Please write out the complete listing that follows, exactly as it reads.

--- Begin ---

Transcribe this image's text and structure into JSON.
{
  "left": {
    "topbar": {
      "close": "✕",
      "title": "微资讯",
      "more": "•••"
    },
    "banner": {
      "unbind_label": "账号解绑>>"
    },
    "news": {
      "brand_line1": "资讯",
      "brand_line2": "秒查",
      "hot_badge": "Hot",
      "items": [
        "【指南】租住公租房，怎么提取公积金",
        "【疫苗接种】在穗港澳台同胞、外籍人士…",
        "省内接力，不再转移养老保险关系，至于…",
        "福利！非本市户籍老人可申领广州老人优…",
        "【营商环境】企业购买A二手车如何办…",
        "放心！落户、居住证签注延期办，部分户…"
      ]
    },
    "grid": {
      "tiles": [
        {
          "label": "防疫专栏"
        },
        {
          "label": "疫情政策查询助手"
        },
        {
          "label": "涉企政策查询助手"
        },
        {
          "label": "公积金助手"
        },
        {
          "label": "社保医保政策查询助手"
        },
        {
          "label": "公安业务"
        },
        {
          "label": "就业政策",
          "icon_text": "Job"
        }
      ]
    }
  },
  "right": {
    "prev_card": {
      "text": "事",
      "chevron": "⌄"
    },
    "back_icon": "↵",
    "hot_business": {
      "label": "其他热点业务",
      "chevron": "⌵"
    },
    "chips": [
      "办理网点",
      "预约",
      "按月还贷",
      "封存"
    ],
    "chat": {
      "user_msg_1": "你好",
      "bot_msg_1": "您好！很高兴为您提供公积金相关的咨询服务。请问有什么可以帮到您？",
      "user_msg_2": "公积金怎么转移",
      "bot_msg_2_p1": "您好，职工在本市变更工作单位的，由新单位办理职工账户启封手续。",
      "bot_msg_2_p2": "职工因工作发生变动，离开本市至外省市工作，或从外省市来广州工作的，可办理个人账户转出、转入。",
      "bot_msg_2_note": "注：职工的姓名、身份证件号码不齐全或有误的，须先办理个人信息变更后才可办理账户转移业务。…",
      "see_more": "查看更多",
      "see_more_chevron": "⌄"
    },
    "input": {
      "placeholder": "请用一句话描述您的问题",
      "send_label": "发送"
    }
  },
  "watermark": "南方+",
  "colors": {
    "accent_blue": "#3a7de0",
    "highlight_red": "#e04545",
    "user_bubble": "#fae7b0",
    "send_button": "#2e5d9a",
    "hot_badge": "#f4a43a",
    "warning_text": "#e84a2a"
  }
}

--- End ---

▶ _SOLUTION TO THIS PROBLEM_:
Transcribe this image's text and structure into JSON.
{
  "left": {
    "topbar": {
      "close": "✕",
      "title": "微资讯",
      "more": "•••"
    },
    "banner": {
      "unbind_label": "账号解绑>>"
    },
    "news": {
      "brand_line1": "资讯",
      "brand_line2": "秒查",
      "hot_badge": "Hot",
      "items": [
        "【指南】租住公租房，怎么提取公积金",
        "【疫苗接种】在穗港澳台同胞、外籍人士…",
        "省内接力，不再转移养老保险关系，至于…",
        "福利！非本市户籍老人可申领广州老人优…",
        "【营商环境】企业购买A二手车如何办…",
        "放心！落户、居住证签注延期办，部分户…"
      ]
    },
    "grid": {
      "tiles": [
        {
          "label": "防疫专栏"
        },
        {
          "label": "疫情政策查询助手"
        },
        {
          "label": "涉企政策查询助手"
        },
        {
          "label": "公积金助手"
        },
        {
          "label": "社保医保政策查询助手"
        },
        {
          "label": "公安业务"
        },
        {
          "label": "就业政策",
          "icon_text": "Job"
        }
      ]
    }
  },
  "right": {
    "prev_card": {
      "text": "事",
      "chevron": "⌄"
    },
    "back_icon": "↵",
    "hot_business": {
      "label": "其他热点业务",
      "chevron": "⌵"
    },
    "chips": [
      "办理网点",
      "预约",
      "按月还贷",
      "封存"
    ],
    "chat": {
      "user_msg_1": "你好",
      "bot_msg_1": "您好！很高兴为您提供公积金相关的咨询服务。请问有什么可以帮到您？",
      "user_msg_2": "公积金怎么转移",
      "bot_msg_2_p1": "您好，职工在本市变更工作单位的，由新单位办理职工账户启封手续。",
      "bot_msg_2_p2": "职工因工作发生变动，离开本市至外省市工作，或从外省市来广州工作的，可办理个人账户转出、转入。",
      "bot_msg_2_note": "注：职工的姓名、身份证件号码不齐全或有误的，须先办理个人信息变更后才可办理账户转移业务。…",
      "see_more": "查看更多",
      "see_more_chevron": "⌄"
    },
    "input": {
      "placeholder": "请用一句话描述您的问题",
      "send_label": "发送"
    }
  },
  "watermark": "南方+",
  "colors": {
    "accent_blue": "#3a7de0",
    "highlight_red": "#e04545",
    "user_bubble": "#fae7b0",
    "send_button": "#2e5d9a",
    "hot_badge": "#f4a43a",
    "warning_text": "#e84a2a"
  }
}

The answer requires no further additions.